- What to do
Please write out the material below exactly as given.

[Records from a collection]

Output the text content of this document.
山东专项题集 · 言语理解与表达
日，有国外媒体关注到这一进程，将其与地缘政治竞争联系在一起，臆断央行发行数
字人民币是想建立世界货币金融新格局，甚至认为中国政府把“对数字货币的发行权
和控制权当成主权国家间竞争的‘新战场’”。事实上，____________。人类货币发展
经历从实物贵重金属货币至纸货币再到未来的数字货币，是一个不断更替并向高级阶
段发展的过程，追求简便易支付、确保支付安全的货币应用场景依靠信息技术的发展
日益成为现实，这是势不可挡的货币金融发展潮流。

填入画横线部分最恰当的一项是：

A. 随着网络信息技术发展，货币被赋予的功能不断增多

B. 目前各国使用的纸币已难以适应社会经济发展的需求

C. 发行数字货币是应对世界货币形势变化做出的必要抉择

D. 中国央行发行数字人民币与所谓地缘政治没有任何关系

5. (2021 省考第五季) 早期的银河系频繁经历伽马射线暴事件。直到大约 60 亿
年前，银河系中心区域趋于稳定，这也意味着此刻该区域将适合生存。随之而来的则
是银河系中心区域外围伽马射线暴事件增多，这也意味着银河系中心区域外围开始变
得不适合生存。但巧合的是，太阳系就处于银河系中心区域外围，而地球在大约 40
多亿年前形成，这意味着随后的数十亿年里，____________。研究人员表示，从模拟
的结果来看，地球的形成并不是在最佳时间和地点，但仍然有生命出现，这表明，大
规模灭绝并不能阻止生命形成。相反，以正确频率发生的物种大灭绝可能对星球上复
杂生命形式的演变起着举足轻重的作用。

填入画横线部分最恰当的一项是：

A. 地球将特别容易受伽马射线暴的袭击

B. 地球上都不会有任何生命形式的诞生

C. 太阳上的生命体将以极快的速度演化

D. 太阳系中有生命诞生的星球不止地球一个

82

- Solution
Output the text content of this document.
山东专项题集 · 言语理解与表达
日，有国外媒体关注到这一进程，将其与地缘政治竞争联系在一起，臆断央行发行数
字人民币是想建立世界货币金融新格局，甚至认为中国政府把“对数字货币的发行权
和控制权当成主权国家间竞争的‘新战场’”。事实上，____________。人类货币发展
经历从实物贵重金属货币至纸货币再到未来的数字货币，是一个不断更替并向高级阶
段发展的过程，追求简便易支付、确保支付安全的货币应用场景依靠信息技术的发展
日益成为现实，这是势不可挡的货币金融发展潮流。

填入画横线部分最恰当的一项是：

A. 随着网络信息技术发展，货币被赋予的功能不断增多

B. 目前各国使用的纸币已难以适应社会经济发展的需求

C. 发行数字货币是应对世界货币形势变化做出的必要抉择

D. 中国央行发行数字人民币与所谓地缘政治没有任何关系

5. (2021 省考第五季) 早期的银河系频繁经历伽马射线暴事件。直到大约 60 亿
年前，银河系中心区域趋于稳定，这也意味着此刻该区域将适合生存。随之而来的则
是银河系中心区域外围伽马射线暴事件增多，这也意味着银河系中心区域外围开始变
得不适合生存。但巧合的是，太阳系就处于银河系中心区域外围，而地球在大约 40
多亿年前形成，这意味着随后的数十亿年里，____________。研究人员表示，从模拟
的结果来看，地球的形成并不是在最佳时间和地点，但仍然有生命出现，这表明，大
规模灭绝并不能阻止生命形成。相反，以正确频率发生的物种大灭绝可能对星球上复
杂生命形式的演变起着举足轻重的作用。

填入画横线部分最恰当的一项是：

A. 地球将特别容易受伽马射线暴的袭击

B. 地球上都不会有任何生命形式的诞生

C. 太阳上的生命体将以极快的速度演化

D. 太阳系中有生命诞生的星球不止地球一个

82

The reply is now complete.